--- Begin MATERIAL ---

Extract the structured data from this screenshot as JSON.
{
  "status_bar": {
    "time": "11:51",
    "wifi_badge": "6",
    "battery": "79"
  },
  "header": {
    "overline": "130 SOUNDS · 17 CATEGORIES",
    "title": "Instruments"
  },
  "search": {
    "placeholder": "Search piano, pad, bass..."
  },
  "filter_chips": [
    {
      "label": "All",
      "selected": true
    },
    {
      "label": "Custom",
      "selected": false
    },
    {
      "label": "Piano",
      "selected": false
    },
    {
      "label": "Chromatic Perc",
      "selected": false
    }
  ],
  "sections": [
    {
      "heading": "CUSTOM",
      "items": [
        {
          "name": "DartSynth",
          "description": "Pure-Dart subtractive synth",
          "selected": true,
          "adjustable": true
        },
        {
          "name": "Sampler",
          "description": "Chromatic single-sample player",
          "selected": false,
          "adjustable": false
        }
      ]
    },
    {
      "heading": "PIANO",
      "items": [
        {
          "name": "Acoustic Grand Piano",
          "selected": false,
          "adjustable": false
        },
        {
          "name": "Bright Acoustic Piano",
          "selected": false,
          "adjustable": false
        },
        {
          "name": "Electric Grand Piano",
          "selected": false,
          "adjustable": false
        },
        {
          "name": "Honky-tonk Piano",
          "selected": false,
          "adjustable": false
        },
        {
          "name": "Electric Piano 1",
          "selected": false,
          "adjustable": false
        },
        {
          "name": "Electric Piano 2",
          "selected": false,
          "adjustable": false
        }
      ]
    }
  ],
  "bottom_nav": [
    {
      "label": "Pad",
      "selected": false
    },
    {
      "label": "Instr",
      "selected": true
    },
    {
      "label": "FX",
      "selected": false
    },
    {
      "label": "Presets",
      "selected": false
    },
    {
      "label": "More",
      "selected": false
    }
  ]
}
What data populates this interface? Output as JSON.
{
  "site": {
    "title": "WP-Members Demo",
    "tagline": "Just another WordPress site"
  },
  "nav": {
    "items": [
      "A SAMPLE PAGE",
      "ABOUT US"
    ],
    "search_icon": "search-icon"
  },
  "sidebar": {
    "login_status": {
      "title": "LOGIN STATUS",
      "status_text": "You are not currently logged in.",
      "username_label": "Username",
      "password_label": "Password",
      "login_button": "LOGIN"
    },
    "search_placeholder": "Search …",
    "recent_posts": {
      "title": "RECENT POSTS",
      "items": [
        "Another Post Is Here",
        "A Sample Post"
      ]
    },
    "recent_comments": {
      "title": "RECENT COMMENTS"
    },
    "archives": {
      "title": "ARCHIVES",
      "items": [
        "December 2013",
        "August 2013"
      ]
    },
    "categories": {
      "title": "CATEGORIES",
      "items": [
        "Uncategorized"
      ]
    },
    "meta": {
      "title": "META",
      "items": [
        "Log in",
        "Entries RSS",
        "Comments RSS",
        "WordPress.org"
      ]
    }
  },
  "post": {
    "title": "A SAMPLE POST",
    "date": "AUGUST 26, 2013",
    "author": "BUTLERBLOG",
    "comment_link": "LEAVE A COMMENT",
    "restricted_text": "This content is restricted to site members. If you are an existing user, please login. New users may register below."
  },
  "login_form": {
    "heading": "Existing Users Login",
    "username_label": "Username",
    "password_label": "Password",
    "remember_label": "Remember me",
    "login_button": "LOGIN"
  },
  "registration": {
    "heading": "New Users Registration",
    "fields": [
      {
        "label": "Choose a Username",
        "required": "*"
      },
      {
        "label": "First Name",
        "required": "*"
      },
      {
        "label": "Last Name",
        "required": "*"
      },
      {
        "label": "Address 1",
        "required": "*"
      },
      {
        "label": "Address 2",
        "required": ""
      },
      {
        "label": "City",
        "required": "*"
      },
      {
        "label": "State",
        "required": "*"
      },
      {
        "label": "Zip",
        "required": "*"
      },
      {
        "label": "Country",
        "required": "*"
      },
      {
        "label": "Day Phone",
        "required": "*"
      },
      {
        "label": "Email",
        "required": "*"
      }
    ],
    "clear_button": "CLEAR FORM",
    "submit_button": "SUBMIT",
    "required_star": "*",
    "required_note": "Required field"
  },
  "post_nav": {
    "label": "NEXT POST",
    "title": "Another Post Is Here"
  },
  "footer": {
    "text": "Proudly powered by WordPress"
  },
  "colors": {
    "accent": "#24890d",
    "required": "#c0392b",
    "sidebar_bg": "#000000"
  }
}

--- End MATERIAL ---

- **REQUIRED TASK**: Print the listing above in its entirety, with every line exact.

- **RESULT OF THE EXERCISE**:
Extract the structured data from this screenshot as JSON.
{
  "status_bar": {
    "time": "11:51",
    "wifi_badge": "6",
    "battery": "79"
  },
  "header": {
    "overline": "130 SOUNDS · 17 CATEGORIES",
    "title": "Instruments"
  },
  "search": {
    "placeholder": "Search piano, pad, bass..."
  },
  "filter_chips": [
    {
      "label": "All",
      "selected": true
    },
    {
      "label": "Custom",
      "selected": false
    },
    {
      "label": "Piano",
      "selected": false
    },
    {
      "label": "Chromatic Perc",
      "selected": false
    }
  ],
  "sections": [
    {
      "heading": "CUSTOM",
      "items": [
        {
          "name": "DartSynth",
          "description": "Pure-Dart subtractive synth",
          "selected": true,
          "adjustable": true
        },
        {
          "name": "Sampler",
          "description": "Chromatic single-sample player",
          "selected": false,
          "adjustable": false
        }
      ]
    },
    {
      "heading": "PIANO",
      "items": [
        {
          "name": "Acoustic Grand Piano",
          "selected": false,
          "adjustable": false
        },
        {
          "name": "Bright Acoustic Piano",
          "selected": false,
          "adjustable": false
        },
        {
          "name": "Electric Grand Piano",
          "selected": false,
          "adjustable": false
        },
        {
          "name": "Honky-tonk Piano",
          "selected": false,
          "adjustable": false
        },
        {
          "name": "Electric Piano 1",
          "selected": false,
          "adjustable": false
        },
        {
          "name": "Electric Piano 2",
          "selected": false,
          "adjustable": false
        }
      ]
    }
  ],
  "bottom_nav": [
    {
      "label": "Pad",
      "selected": false
    },
    {
      "label": "Instr",
      "selected": true
    },
    {
      "label": "FX",
      "selected": false
    },
    {
      "label": "Presets",
      "selected": false
    },
    {
      "label": "More",
      "selected": false
    }
  ]
}
What data populates this interface? Output as JSON.
{
  "site": {
    "title": "WP-Members Demo",
    "tagline": "Just another WordPress site"
  },
  "nav": {
    "items": [
      "A SAMPLE PAGE",
      "ABOUT US"
    ],
    "search_icon": "search-icon"
  },
  "sidebar": {
    "login_status": {
      "title": "LOGIN STATUS",
      "status_text": "You are not currently logged in.",
      "username_label": "Username",
      "password_label": "Password",
      "login_button": "LOGIN"
    },
    "search_placeholder": "Search …",
    "recent_posts": {
      "title": "RECENT POSTS",
      "items": [
        "Another Post Is Here",
        "A Sample Post"
      ]
    },
    "recent_comments": {
      "title": "RECENT COMMENTS"
    },
    "archives": {
      "title": "ARCHIVES",
      "items": [
        "December 2013",
        "August 2013"
      ]
    },
    "categories": {
      "title": "CATEGORIES",
      "items": [
        "Uncategorized"
      ]
    },
    "meta": {
      "title": "META",
      "items": [
        "Log in",
        "Entries RSS",
        "Comments RSS",
        "WordPress.org"
      ]
    }
  },
  "post": {
    "title": "A SAMPLE POST",
    "date": "AUGUST 26, 2013",
    "author": "BUTLERBLOG",
    "comment_link": "LEAVE A COMMENT",
    "restricted_text": "This content is restricted to site members. If you are an existing user, please login. New users may register below."
  },
  "login_form": {
    "heading": "Existing Users Login",
    "username_label": "Username",
    "password_label": "Password",
    "remember_label": "Remember me",
    "login_button": "LOGIN"
  },
  "registration": {
    "heading": "New Users Registration",
    "fields": [
      {
        "label": "Choose a Username",
        "required": "*"
      },
      {
        "label": "First Name",
        "required": "*"
      },
      {
        "label": "Last Name",
        "required": "*"
      },
      {
        "label": "Address 1",
        "required": "*"
      },
      {
        "label": "Address 2",
        "required": ""
      },
      {
        "label": "City",
        "required": "*"
      },
      {
        "label": "State",
        "required": "*"
      },
      {
        "label": "Zip",
        "required": "*"
      },
      {
        "label": "Country",
        "required": "*"
      },
      {
        "label": "Day Phone",
        "required": "*"
      },
      {
        "label": "Email",
        "required": "*"
      }
    ],
    "clear_button": "CLEAR FORM",
    "submit_button": "SUBMIT",
    "required_star": "*",
    "required_note": "Required field"
  },
  "post_nav": {
    "label": "NEXT POST",
    "title": "Another Post Is Here"
  },
  "footer": {
    "text": "Proudly powered by WordPress"
  },
  "colors": {
    "accent": "#24890d",
    "required": "#c0392b",
    "sidebar_bg": "#000000"
  }
}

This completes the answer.